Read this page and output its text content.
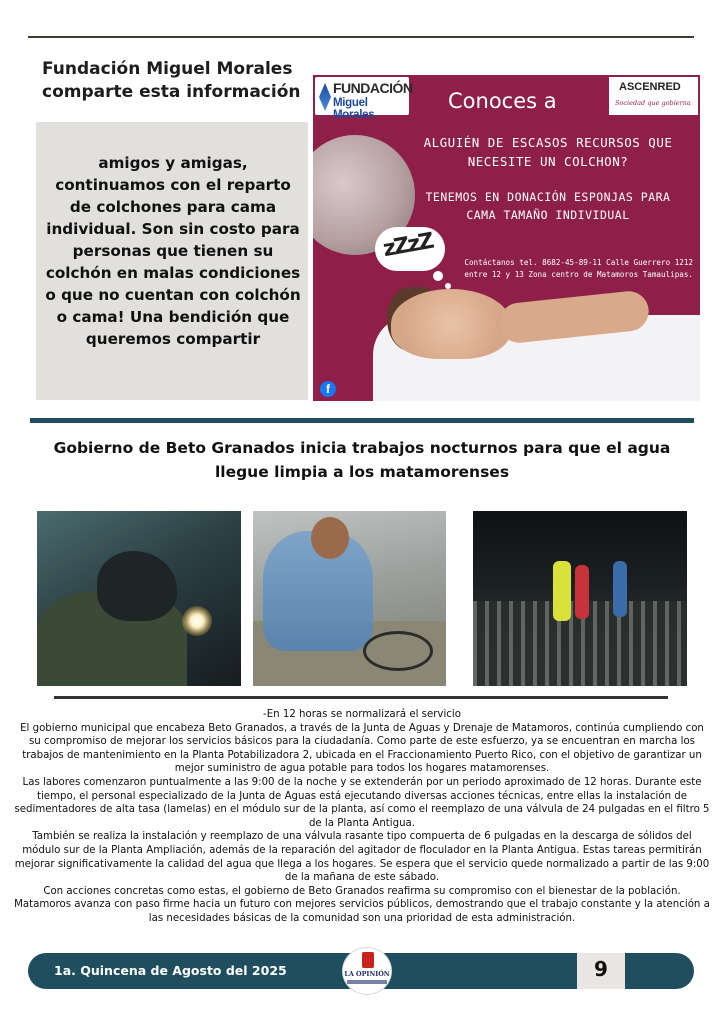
Fundación Miguel Morales comparte esta información

amigos y amigas, continuamos con el reparto de colchones para cama individual. Son sin costo para personas que tienen su colchón en malas condiciones o que no cuentan con colchón o cama! Una bendición que queremos compartir

FUNDACIÓN
Miguel Morales
ASCENRED
Sociedad que gobierna
Conoces a
ALGUIÉN DE ESCASOS RECURSOS QUE NECESITE UN COLCHON?
TENEMOS EN DONACIÓN ESPONJAS PARA CAMA TAMAÑO INDIVIDUAL
Contáctanos tel. 8682-45-89-11 Calle Guerrero 1212 entre 12 y 13 Zona centro de Matamoros Tamaulipas.
zZzZ
f
Gobierno de Beto Granados inicia trabajos nocturnos para que el agua llegue limpia a los matamorenses

-En 12 horas se normalizará el servicio

El gobierno municipal que encabeza Beto Granados, a través de la Junta de Aguas y Drenaje de Matamoros, continúa cumpliendo con su compromiso de mejorar los servicios básicos para la ciudadanía. Como parte de este esfuerzo, ya se encuentran en marcha los trabajos de mantenimiento en la Planta Potabilizadora 2, ubicada en el Fraccionamiento Puerto Rico, con el objetivo de garantizar un mejor suministro de agua potable para todos los hogares matamorenses.

Las labores comenzaron puntualmente a las 9:00 de la noche y se extenderán por un periodo aproximado de 12 horas. Durante este tiempo, el personal especializado de la Junta de Aguas está ejecutando diversas acciones técnicas, entre ellas la instalación de sedimentadores de alta tasa (lamelas) en el módulo sur de la planta, así como el reemplazo de una válvula de 24 pulgadas en el filtro 5 de la Planta Antigua.

También se realiza la instalación y reemplazo de una válvula rasante tipo compuerta de 6 pulgadas en la descarga de sólidos del módulo sur de la Planta Ampliación, además de la reparación del agitador de floculador en la Planta Antigua. Estas tareas permitirán mejorar significativamente la calidad del agua que llega a los hogares. Se espera que el servicio quede normalizado a partir de las 9:00 de la mañana de este sábado.

Con acciones concretas como estas, el gobierno de Beto Granados reafirma su compromiso con el bienestar de la población. Matamoros avanza con paso firme hacia un futuro con mejores servicios públicos, demostrando que el trabajo constante y la atención a las necesidades básicas de la comunidad son una prioridad de esta administración.

1a. Quincena de Agosto del 2025	LA OPINIÓN	9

■ ■ ■ ■

* _EXERCISE INSTRUCTIONS_:
Every entry must be written out exactly, with all pictures left out.

* _ANSWER TO THE PROBLEM_:
Read this page and output its text content.
Fundación Miguel Morales comparte esta información

amigos y amigas, continuamos con el reparto de colchones para cama individual. Son sin costo para personas que tienen su colchón en malas condiciones o que no cuentan con colchón o cama! Una bendición que queremos compartir

FUNDACIÓN
Miguel Morales
ASCENRED
Sociedad que gobierna
Conoces a
ALGUIÉN DE ESCASOS RECURSOS QUE NECESITE UN COLCHON?
TENEMOS EN DONACIÓN ESPONJAS PARA CAMA TAMAÑO INDIVIDUAL
Contáctanos tel. 8682-45-89-11 Calle Guerrero 1212 entre 12 y 13 Zona centro de Matamoros Tamaulipas.
zZzZ
f
Gobierno de Beto Granados inicia trabajos nocturnos para que el agua llegue limpia a los matamorenses

-En 12 horas se normalizará el servicio

El gobierno municipal que encabeza Beto Granados, a través de la Junta de Aguas y Drenaje de Matamoros, continúa cumpliendo con su compromiso de mejorar los servicios básicos para la ciudadanía. Como parte de este esfuerzo, ya se encuentran en marcha los trabajos de mantenimiento en la Planta Potabilizadora 2, ubicada en el Fraccionamiento Puerto Rico, con el objetivo de garantizar un mejor suministro de agua potable para todos los hogares matamorenses.

Las labores comenzaron puntualmente a las 9:00 de la noche y se extenderán por un periodo aproximado de 12 horas. Durante este tiempo, el personal especializado de la Junta de Aguas está ejecutando diversas acciones técnicas, entre ellas la instalación de sedimentadores de alta tasa (lamelas) en el módulo sur de la planta, así como el reemplazo de una válvula de 24 pulgadas en el filtro 5 de la Planta Antigua.

También se realiza la instalación y reemplazo de una válvula rasante tipo compuerta de 6 pulgadas en la descarga de sólidos del módulo sur de la Planta Ampliación, además de la reparación del agitador de floculador en la Planta Antigua. Estas tareas permitirán mejorar significativamente la calidad del agua que llega a los hogares. Se espera que el servicio quede normalizado a partir de las 9:00 de la mañana de este sábado.

Con acciones concretas como estas, el gobierno de Beto Granados reafirma su compromiso con el bienestar de la población. Matamoros avanza con paso firme hacia un futuro con mejores servicios públicos, demostrando que el trabajo constante y la atención a las necesidades básicas de la comunidad son una prioridad de esta administración.

1a. Quincena de Agosto del 2025	LA OPINIÓN	9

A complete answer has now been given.